# [Problem]
Everything from the line with "Extract the structured" to the end of the data should be restated word for word, and nothing before it.

# [Given information]
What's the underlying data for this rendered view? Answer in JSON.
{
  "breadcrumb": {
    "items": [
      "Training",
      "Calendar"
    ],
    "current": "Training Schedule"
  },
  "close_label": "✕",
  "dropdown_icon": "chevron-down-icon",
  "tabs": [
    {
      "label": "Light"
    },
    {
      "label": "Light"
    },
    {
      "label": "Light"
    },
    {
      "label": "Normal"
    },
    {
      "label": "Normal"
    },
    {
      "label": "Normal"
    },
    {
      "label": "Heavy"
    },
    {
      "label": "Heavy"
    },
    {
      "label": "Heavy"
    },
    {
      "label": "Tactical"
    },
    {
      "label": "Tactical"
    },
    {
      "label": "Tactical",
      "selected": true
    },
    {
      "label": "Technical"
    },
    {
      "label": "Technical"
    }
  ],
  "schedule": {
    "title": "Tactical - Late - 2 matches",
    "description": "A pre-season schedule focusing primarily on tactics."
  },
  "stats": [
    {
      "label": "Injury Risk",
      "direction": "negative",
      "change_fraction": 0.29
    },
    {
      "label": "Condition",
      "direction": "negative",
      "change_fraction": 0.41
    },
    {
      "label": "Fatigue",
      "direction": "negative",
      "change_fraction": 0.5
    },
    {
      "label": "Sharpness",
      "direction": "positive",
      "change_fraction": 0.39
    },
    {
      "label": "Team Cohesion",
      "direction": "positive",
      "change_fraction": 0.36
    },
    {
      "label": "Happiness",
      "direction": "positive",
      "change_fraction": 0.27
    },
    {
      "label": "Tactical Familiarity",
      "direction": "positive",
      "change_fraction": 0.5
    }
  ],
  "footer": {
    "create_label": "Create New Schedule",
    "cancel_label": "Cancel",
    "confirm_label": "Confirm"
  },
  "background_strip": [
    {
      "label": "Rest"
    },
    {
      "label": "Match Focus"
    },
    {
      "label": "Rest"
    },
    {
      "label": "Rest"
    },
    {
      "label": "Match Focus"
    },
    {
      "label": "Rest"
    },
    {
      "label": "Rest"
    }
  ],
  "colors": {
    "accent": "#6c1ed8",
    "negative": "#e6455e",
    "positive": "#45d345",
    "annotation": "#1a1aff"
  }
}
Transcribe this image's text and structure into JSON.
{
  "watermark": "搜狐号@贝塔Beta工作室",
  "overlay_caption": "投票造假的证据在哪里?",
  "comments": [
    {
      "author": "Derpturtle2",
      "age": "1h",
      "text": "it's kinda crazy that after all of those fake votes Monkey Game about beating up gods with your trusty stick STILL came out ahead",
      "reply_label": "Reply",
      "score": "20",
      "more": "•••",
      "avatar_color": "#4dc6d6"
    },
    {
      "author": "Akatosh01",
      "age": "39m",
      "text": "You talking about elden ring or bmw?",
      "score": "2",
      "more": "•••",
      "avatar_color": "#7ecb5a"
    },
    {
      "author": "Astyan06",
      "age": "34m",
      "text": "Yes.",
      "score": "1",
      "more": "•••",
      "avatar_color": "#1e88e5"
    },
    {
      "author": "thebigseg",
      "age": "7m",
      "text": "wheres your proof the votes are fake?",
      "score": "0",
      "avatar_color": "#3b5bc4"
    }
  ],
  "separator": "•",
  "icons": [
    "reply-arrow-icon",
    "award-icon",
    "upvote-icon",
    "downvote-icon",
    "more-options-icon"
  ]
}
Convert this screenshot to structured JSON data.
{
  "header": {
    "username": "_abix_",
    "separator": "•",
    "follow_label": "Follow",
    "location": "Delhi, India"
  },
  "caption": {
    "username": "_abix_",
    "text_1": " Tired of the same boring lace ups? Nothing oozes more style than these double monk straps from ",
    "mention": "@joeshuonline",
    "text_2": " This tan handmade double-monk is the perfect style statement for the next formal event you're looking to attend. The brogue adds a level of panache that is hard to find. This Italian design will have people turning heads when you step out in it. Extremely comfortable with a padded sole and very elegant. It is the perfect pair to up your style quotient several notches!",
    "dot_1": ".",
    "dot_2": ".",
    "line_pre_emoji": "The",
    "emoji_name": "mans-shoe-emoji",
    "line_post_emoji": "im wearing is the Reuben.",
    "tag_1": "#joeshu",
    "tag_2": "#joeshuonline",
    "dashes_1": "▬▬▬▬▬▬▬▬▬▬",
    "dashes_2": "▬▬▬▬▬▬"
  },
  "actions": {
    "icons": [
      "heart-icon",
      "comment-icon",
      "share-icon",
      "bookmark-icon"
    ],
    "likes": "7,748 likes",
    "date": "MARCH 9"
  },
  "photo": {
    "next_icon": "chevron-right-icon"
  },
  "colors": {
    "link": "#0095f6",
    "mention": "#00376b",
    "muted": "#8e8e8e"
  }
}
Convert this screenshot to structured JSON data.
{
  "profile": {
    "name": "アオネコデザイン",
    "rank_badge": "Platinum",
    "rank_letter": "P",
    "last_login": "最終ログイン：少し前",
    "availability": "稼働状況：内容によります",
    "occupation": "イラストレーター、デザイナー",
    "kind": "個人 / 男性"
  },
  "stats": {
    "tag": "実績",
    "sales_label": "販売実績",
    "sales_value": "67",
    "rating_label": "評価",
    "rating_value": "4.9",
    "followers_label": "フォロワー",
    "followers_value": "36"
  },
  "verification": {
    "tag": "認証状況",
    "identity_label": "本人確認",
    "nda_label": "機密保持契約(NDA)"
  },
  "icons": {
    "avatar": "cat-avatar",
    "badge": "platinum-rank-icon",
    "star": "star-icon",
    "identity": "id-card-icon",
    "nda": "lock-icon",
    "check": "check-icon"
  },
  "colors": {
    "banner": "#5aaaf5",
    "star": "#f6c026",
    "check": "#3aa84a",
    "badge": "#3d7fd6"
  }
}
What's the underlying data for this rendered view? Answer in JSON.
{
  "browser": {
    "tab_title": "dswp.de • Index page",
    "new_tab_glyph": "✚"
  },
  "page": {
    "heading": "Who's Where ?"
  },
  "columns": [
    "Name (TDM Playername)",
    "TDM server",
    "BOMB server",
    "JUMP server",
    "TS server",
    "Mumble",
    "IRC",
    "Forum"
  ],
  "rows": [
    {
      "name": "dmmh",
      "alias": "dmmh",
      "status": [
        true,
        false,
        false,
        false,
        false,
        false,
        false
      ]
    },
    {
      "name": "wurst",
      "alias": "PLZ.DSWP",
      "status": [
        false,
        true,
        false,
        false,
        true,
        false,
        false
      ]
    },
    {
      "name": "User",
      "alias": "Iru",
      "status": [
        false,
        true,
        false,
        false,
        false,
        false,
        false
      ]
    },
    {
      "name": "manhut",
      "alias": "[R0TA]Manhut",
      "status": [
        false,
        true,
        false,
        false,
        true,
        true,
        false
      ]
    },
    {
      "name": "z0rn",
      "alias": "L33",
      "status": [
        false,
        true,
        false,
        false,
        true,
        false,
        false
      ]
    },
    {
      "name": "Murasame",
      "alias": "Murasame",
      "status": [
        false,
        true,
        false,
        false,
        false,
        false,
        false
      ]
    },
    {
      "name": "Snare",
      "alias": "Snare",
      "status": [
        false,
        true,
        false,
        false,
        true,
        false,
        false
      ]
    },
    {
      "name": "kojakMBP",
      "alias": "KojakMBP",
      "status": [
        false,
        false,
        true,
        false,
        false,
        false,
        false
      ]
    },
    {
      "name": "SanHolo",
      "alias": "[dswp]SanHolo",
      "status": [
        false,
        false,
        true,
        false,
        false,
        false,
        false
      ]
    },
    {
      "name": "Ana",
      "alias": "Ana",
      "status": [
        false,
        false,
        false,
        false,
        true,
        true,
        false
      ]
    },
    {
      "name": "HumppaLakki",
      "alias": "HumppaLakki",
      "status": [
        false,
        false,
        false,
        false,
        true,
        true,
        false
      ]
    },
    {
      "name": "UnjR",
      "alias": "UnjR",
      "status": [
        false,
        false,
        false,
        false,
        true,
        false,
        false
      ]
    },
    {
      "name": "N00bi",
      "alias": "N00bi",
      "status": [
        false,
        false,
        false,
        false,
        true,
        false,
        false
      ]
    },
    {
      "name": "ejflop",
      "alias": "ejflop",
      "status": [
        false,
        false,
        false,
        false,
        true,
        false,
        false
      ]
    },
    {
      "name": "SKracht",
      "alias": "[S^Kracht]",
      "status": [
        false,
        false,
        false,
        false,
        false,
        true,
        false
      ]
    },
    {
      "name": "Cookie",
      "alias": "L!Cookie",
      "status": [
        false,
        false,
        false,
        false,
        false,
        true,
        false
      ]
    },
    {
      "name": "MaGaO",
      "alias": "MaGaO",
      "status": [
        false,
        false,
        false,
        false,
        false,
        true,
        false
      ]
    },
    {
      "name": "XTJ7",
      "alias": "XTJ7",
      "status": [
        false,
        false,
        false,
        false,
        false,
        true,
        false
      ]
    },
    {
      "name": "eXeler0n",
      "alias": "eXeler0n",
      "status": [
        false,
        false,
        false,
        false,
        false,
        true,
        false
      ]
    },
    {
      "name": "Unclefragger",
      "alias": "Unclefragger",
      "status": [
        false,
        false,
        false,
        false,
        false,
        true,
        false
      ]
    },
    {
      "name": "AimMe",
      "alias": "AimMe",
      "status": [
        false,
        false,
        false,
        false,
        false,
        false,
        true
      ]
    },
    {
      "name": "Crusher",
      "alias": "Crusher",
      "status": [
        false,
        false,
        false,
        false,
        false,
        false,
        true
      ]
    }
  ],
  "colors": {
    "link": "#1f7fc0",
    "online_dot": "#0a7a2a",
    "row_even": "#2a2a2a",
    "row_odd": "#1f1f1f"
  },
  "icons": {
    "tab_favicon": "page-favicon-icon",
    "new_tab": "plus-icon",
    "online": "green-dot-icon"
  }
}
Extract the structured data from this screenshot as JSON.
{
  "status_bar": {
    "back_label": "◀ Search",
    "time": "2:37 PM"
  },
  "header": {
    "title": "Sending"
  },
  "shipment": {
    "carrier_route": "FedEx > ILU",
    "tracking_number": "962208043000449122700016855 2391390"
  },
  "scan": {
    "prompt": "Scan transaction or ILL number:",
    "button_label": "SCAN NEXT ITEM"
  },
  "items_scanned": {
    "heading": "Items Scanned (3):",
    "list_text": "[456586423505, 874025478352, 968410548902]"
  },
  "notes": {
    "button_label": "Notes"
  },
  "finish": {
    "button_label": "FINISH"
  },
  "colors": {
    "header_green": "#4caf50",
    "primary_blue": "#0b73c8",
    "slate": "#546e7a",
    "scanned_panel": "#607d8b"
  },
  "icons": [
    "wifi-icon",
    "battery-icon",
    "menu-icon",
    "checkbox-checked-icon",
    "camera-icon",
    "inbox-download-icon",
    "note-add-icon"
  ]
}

# [Task response]
Extract the structured data from this screenshot as JSON.
{
  "status_bar": {
    "back_label": "◀ Search",
    "time": "2:37 PM"
  },
  "header": {
    "title": "Sending"
  },
  "shipment": {
    "carrier_route": "FedEx > ILU",
    "tracking_number": "962208043000449122700016855 2391390"
  },
  "scan": {
    "prompt": "Scan transaction or ILL number:",
    "button_label": "SCAN NEXT ITEM"
  },
  "items_scanned": {
    "heading": "Items Scanned (3):",
    "list_text": "[456586423505, 874025478352, 968410548902]"
  },
  "notes": {
    "button_label": "Notes"
  },
  "finish": {
    "button_label": "FINISH"
  },
  "colors": {
    "header_green": "#4caf50",
    "primary_blue": "#0b73c8",
    "slate": "#546e7a",
    "scanned_panel": "#607d8b"
  },
  "icons": [
    "wifi-icon",
    "battery-icon",
    "menu-icon",
    "checkbox-checked-icon",
    "camera-icon",
    "inbox-download-icon",
    "note-add-icon"
  ]
}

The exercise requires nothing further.